+++ RECORDED INFORMATION +++
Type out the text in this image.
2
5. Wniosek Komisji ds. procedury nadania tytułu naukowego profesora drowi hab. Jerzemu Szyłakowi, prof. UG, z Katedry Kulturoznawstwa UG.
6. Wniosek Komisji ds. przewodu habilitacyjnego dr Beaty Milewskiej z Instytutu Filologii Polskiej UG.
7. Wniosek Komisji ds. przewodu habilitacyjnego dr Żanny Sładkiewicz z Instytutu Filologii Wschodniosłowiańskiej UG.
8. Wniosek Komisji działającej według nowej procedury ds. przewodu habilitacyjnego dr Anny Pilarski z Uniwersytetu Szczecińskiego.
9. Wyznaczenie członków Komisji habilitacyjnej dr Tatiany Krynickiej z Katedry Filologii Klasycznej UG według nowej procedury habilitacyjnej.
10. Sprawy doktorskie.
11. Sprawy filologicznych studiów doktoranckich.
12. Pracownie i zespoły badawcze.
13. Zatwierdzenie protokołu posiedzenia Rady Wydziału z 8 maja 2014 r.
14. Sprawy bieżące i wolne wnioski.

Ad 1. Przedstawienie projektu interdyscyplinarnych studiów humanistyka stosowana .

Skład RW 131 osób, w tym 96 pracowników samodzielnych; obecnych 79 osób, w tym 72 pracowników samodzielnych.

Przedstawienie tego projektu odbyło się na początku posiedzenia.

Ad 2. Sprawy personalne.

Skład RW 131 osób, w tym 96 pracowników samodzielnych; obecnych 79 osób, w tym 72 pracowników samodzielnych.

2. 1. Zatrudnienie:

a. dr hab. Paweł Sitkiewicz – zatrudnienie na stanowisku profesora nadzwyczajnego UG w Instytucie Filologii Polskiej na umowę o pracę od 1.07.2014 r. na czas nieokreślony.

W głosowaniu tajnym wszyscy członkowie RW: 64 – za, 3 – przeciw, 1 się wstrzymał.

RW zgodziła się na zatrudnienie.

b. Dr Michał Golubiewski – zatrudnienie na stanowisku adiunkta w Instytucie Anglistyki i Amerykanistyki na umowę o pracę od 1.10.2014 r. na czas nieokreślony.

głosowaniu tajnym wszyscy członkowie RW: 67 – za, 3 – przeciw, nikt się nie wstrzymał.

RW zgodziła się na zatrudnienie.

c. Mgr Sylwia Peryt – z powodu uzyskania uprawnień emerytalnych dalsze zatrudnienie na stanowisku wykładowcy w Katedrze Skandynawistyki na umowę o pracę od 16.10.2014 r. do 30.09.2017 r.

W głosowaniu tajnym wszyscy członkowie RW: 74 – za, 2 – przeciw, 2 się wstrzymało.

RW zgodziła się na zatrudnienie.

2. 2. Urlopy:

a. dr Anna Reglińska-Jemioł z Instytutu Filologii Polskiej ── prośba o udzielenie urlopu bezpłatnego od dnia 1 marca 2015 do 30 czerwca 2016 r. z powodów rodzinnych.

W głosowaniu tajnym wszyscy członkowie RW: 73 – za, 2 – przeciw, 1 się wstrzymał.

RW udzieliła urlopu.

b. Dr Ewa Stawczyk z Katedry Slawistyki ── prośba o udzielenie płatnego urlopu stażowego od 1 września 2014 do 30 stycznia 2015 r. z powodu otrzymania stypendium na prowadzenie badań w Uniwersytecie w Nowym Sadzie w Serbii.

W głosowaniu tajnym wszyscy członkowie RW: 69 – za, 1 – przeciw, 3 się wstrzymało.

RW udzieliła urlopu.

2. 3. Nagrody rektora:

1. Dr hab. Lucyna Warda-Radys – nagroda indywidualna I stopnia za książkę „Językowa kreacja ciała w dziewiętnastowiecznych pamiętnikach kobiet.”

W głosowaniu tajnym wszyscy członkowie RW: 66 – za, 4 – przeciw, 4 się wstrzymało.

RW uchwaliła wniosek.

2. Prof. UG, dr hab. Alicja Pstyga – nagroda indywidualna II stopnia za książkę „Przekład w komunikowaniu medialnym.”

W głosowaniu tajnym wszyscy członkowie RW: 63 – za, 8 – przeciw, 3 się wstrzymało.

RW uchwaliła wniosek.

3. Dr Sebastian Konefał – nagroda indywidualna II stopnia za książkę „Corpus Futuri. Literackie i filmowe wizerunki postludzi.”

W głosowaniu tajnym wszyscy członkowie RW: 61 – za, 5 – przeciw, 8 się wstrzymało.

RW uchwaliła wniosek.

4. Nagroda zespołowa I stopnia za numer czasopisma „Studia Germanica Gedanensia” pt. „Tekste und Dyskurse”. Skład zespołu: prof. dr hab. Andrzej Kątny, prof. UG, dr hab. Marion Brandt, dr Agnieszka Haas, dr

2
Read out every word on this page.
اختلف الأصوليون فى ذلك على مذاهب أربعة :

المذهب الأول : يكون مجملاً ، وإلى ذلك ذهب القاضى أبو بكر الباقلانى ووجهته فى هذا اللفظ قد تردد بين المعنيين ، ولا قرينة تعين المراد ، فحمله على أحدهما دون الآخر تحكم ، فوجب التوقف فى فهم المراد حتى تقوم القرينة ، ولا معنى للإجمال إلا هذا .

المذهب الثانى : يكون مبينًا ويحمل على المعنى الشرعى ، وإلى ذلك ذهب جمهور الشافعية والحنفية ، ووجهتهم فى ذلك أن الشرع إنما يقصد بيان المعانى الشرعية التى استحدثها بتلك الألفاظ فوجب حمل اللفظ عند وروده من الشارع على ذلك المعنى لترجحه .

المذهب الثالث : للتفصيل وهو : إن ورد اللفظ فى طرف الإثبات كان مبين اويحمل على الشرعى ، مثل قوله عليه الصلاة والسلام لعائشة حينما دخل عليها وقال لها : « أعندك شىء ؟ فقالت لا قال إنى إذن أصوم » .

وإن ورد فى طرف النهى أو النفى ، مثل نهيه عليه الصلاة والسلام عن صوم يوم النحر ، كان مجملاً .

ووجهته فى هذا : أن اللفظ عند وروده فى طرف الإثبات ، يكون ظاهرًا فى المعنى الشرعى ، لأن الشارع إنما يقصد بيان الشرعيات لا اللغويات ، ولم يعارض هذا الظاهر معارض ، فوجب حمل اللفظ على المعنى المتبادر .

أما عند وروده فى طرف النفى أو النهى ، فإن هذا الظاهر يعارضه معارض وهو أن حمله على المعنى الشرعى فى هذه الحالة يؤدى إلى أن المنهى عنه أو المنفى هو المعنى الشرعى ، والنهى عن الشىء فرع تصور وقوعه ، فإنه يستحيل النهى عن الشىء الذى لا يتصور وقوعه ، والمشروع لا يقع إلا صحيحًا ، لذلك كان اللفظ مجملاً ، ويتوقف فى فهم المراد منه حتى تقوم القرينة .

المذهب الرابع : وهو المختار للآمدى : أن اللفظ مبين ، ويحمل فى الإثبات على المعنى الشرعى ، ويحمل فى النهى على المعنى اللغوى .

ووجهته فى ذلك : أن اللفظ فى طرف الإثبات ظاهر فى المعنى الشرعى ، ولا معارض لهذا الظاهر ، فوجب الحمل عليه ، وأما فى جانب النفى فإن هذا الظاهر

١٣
+++
GIVEN TASK: Take each line containing the string "بيان" and copy it out.

RESPONSE FOR THIS EXERCISE:
المذهب الثانى : يكون مبينًا ويحمل على المعنى الشرعى ، وإلى ذلك ذهب جمهور الشافعية والحنفية ، ووجهتهم فى ذلك أن الشرع إنما يقصد بيان المعانى الشرعية التى استحدثها بتلك الألفاظ فوجب حمل اللفظ عند وروده من الشارع على ذلك المعنى لترجحه .
ووجهته فى هذا : أن اللفظ عند وروده فى طرف الإثبات ، يكون ظاهرًا فى المعنى الشرعى ، لأن الشارع إنما يقصد بيان الشرعيات لا اللغويات ، ولم يعارض هذا الظاهر معارض ، فوجب حمل اللفظ على المعنى المتبادر .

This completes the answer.